Goal: Find every line in the records below that holds the word "deser", and copy each one.
____ Extracted material
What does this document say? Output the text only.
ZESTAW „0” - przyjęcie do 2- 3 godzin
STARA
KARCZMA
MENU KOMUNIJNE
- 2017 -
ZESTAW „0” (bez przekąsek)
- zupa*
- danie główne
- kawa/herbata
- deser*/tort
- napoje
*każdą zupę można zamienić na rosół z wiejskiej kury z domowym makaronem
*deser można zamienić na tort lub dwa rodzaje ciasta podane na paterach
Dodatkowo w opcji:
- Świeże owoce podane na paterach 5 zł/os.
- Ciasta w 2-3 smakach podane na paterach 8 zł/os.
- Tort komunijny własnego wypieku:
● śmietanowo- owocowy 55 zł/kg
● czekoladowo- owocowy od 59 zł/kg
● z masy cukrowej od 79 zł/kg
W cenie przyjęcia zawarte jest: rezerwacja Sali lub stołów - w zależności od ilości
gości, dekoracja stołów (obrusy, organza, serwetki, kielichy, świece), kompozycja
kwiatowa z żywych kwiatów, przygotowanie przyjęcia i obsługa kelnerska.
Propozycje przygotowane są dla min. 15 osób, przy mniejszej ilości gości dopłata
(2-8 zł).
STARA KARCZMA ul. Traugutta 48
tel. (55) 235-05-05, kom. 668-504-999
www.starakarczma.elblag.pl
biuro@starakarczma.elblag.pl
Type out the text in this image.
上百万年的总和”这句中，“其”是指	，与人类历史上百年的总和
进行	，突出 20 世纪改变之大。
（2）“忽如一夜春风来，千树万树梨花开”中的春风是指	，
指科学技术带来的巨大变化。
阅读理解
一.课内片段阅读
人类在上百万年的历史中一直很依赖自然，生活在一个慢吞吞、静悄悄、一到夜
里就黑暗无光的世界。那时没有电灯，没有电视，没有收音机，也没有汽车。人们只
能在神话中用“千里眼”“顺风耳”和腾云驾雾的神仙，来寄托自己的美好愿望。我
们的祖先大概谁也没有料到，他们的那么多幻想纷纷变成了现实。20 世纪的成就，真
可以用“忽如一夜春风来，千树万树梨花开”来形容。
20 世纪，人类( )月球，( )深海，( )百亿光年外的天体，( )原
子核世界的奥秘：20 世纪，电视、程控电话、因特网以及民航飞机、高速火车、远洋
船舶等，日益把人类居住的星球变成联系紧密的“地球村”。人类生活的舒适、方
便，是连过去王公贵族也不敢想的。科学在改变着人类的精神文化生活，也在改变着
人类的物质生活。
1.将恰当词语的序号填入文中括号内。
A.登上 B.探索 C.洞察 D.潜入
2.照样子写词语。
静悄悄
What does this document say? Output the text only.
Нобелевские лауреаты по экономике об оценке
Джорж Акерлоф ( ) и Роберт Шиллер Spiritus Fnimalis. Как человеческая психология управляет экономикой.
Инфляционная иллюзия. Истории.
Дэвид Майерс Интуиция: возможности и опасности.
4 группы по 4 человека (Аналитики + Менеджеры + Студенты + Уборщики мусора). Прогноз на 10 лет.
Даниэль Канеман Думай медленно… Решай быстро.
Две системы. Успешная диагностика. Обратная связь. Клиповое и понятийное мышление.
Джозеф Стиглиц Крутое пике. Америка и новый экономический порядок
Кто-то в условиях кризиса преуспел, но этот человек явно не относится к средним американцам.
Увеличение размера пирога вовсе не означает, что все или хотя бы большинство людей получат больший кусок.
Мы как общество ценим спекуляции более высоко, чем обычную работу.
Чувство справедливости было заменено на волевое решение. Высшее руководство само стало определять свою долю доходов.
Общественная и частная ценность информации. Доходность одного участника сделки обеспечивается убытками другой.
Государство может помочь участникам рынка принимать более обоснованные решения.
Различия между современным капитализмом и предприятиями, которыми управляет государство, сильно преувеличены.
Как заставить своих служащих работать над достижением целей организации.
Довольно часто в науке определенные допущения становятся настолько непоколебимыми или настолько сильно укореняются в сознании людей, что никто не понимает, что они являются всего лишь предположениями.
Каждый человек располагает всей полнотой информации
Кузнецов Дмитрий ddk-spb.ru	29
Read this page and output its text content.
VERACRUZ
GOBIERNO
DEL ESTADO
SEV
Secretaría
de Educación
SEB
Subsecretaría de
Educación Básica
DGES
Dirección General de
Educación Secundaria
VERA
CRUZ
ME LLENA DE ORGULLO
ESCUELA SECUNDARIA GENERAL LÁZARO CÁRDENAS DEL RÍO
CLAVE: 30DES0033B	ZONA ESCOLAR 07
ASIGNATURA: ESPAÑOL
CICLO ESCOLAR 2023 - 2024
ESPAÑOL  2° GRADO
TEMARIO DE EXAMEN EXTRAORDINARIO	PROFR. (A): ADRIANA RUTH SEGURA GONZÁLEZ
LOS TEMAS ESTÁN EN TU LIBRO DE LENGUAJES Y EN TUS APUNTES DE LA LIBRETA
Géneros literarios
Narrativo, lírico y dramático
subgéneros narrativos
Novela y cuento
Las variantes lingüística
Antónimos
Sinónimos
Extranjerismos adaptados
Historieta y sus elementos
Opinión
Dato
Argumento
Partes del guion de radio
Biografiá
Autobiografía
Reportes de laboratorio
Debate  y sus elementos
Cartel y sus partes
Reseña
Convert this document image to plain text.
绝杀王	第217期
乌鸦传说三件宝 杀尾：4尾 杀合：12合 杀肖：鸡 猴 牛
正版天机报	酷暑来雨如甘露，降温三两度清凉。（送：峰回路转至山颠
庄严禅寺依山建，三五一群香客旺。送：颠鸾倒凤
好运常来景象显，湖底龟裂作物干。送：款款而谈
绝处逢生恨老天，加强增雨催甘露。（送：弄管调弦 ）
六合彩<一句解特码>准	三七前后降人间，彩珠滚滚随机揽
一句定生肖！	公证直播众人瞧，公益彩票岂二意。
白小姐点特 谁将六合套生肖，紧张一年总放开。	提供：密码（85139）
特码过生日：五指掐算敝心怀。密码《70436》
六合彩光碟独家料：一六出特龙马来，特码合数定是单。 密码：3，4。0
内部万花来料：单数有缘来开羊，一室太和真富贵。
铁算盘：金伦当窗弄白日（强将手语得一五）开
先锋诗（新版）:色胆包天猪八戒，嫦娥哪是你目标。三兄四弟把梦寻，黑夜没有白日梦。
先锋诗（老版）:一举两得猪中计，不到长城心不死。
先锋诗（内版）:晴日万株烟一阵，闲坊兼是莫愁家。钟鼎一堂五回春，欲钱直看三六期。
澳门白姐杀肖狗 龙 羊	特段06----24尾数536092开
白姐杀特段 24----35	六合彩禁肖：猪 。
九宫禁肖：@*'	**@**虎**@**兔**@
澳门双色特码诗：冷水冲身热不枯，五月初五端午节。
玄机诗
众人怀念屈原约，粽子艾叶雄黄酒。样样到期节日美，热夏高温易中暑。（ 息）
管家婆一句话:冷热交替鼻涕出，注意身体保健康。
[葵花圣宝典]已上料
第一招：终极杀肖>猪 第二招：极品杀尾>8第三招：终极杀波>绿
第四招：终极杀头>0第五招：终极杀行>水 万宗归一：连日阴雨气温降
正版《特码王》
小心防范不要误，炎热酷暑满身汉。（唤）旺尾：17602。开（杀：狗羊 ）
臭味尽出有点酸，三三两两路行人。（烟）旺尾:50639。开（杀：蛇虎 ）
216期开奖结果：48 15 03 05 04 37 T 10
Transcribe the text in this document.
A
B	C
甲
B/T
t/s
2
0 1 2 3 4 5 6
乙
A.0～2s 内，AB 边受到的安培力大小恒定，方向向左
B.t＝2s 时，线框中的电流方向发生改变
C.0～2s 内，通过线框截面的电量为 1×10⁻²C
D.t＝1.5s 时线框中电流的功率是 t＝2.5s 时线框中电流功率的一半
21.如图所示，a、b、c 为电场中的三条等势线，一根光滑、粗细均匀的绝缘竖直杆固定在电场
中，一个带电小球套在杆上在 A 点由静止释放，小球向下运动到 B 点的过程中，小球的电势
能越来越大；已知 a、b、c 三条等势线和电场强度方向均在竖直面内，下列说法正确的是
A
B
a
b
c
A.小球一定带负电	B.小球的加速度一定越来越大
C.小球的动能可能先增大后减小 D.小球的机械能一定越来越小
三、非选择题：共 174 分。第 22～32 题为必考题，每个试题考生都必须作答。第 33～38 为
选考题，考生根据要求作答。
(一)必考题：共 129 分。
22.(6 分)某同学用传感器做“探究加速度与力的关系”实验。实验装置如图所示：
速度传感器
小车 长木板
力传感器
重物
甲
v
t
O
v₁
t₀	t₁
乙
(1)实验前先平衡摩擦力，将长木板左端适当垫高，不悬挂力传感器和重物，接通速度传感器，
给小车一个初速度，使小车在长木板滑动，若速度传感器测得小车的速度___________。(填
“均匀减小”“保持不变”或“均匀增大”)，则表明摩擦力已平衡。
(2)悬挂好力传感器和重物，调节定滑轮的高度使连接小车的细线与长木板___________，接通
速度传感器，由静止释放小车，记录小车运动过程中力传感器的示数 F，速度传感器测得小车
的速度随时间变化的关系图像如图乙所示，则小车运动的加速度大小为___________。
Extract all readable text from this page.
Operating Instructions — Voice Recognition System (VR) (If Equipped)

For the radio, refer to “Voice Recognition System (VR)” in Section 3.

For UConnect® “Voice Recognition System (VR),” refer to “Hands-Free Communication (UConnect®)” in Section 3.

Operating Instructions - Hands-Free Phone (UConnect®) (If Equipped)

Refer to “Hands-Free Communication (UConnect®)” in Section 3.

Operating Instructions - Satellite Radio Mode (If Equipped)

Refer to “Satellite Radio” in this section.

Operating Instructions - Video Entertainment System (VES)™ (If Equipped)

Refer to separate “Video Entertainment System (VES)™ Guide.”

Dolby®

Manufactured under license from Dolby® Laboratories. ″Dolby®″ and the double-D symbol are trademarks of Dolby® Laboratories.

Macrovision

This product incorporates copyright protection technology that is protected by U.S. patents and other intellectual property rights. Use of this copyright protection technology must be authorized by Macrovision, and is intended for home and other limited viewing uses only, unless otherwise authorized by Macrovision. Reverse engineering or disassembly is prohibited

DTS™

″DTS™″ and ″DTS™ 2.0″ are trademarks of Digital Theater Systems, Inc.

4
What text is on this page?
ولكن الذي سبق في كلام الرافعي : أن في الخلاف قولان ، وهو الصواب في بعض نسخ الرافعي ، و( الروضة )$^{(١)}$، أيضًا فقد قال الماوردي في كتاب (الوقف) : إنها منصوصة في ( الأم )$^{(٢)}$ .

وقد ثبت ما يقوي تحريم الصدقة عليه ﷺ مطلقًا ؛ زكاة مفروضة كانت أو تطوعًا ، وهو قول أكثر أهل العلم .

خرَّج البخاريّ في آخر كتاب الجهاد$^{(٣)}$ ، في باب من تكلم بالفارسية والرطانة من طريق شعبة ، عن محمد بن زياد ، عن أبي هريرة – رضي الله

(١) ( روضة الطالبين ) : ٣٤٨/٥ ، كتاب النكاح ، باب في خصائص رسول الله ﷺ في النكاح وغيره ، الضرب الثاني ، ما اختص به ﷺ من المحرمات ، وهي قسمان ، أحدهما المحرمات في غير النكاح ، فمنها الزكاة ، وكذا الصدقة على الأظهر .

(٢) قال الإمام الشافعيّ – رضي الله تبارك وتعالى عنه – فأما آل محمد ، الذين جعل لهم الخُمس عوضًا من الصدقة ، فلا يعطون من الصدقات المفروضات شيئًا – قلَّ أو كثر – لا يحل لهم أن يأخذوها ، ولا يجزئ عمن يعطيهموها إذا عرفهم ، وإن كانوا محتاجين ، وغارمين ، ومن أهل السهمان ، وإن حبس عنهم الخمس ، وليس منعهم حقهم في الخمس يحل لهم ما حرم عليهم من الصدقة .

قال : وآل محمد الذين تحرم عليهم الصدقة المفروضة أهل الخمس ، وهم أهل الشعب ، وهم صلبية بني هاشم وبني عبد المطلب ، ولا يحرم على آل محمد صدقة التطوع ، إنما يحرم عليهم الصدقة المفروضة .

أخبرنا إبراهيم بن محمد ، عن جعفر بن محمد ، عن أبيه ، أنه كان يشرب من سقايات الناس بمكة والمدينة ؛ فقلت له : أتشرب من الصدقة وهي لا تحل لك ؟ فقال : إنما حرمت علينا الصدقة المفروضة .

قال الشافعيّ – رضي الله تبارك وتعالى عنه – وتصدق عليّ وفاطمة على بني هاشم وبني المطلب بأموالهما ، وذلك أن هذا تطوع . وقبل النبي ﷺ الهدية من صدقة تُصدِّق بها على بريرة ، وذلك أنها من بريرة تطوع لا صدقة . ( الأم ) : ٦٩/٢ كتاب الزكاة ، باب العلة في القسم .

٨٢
________
Final answer:
- deser*/tort
*deser można zamienić na tort lub dwa rodzaje ciasta podane na paterach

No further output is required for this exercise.